## Problem requirements:
Find every line in the records below that contains the string "gemini" and copy each of those lines in full.
______
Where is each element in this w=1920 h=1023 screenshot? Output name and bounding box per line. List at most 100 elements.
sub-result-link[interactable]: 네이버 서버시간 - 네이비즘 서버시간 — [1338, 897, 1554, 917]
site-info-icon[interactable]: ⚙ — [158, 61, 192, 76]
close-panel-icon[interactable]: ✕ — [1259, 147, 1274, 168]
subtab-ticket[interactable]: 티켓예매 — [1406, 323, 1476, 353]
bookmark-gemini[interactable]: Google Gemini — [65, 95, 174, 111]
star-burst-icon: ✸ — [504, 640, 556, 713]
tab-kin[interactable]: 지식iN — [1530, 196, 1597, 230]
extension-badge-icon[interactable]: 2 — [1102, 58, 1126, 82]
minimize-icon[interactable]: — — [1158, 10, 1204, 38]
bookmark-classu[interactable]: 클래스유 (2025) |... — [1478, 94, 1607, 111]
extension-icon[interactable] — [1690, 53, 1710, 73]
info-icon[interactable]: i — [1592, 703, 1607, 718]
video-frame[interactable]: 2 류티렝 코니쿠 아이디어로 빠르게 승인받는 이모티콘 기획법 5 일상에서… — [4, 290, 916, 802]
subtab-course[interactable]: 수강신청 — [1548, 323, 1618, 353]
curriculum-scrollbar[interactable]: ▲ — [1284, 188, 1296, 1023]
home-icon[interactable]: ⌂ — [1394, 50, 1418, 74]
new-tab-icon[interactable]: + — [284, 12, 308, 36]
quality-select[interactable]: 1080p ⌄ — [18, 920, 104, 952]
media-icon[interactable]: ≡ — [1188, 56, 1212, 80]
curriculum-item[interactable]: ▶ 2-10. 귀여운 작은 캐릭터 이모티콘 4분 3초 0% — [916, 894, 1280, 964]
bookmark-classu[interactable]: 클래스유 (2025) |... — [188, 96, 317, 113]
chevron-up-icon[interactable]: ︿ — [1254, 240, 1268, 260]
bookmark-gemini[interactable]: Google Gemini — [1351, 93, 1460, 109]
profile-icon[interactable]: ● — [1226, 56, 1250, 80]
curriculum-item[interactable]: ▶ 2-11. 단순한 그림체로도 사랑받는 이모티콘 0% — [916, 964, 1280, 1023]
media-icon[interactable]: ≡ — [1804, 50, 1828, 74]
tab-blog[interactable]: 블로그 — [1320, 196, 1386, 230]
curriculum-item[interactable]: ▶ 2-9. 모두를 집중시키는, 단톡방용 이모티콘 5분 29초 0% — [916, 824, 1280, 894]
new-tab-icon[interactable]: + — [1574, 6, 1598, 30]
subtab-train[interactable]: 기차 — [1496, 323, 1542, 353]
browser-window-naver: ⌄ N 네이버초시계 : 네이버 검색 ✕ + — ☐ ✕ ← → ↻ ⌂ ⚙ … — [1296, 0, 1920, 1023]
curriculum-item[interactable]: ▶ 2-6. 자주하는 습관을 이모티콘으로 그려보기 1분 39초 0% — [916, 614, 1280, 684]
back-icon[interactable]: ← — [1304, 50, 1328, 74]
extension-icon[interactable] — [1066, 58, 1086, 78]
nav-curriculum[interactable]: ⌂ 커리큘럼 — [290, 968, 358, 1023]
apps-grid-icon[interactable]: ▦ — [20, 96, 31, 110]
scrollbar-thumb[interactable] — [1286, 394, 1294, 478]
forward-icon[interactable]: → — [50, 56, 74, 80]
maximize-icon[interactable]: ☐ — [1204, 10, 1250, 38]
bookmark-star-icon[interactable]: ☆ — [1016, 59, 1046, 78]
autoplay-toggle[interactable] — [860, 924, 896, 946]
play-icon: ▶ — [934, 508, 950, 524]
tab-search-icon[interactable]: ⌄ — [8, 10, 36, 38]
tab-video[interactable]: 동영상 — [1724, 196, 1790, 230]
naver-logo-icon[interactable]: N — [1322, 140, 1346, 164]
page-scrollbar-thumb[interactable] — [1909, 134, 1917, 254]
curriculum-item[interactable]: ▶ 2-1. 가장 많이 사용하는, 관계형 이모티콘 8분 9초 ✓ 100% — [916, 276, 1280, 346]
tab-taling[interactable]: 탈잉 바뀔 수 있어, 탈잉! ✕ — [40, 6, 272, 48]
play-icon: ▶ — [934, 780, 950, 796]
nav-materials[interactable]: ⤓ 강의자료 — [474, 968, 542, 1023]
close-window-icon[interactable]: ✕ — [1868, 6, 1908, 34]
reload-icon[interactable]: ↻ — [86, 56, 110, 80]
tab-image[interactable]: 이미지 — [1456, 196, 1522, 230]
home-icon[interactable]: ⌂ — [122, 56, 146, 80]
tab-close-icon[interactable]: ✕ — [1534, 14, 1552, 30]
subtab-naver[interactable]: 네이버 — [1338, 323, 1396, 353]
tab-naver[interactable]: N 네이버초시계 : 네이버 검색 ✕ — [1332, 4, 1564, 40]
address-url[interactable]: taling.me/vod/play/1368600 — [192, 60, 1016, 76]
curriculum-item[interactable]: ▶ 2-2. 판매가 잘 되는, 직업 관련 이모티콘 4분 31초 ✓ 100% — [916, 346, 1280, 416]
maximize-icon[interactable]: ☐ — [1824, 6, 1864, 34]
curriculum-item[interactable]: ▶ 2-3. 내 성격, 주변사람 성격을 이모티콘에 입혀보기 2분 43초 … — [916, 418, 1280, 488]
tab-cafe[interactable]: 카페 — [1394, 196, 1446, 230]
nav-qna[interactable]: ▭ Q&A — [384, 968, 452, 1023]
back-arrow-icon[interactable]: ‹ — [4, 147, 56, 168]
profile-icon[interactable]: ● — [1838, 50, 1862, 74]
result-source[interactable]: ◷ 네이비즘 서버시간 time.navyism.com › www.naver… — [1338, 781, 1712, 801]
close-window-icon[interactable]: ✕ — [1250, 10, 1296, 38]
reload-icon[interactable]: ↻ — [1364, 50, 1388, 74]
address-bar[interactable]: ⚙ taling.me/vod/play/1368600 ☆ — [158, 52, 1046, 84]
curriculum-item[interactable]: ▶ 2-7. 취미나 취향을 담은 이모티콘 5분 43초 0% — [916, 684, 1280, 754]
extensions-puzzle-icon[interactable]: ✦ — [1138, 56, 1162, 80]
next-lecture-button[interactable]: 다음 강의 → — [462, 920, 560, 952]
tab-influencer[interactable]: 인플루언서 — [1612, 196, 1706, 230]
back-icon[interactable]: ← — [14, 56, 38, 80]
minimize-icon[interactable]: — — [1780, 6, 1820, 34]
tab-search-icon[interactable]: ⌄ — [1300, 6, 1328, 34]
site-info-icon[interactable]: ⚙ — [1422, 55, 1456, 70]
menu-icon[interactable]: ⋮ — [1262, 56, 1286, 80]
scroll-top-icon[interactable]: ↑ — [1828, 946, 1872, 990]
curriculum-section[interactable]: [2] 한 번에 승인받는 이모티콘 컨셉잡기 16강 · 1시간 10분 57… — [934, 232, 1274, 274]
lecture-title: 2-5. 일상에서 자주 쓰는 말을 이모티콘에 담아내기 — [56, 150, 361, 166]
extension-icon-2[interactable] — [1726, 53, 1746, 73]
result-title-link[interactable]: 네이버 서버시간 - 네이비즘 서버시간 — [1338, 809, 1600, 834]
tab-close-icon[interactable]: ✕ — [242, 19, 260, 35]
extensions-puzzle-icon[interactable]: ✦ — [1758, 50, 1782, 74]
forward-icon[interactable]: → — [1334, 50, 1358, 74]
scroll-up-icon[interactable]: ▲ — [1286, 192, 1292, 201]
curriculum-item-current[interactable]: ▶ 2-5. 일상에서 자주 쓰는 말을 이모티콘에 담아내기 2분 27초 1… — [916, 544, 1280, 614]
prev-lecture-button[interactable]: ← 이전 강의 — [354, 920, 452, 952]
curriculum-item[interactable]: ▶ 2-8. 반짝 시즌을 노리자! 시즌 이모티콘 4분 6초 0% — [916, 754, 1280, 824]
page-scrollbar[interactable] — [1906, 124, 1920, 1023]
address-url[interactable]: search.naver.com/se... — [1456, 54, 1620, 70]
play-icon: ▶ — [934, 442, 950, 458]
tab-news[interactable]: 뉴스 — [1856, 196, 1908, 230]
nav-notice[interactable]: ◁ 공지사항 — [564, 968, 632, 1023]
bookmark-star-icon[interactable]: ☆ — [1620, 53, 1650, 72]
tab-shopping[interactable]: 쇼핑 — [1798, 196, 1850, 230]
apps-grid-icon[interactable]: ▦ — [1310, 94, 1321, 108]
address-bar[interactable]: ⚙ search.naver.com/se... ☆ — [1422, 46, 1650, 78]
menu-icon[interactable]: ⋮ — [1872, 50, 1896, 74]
______
## Solution for this exercise:
bookmark-gemini[interactable]: Google Gemini — [65, 95, 174, 111]
bookmark-gemini[interactable]: Google Gemini — [1351, 93, 1460, 109]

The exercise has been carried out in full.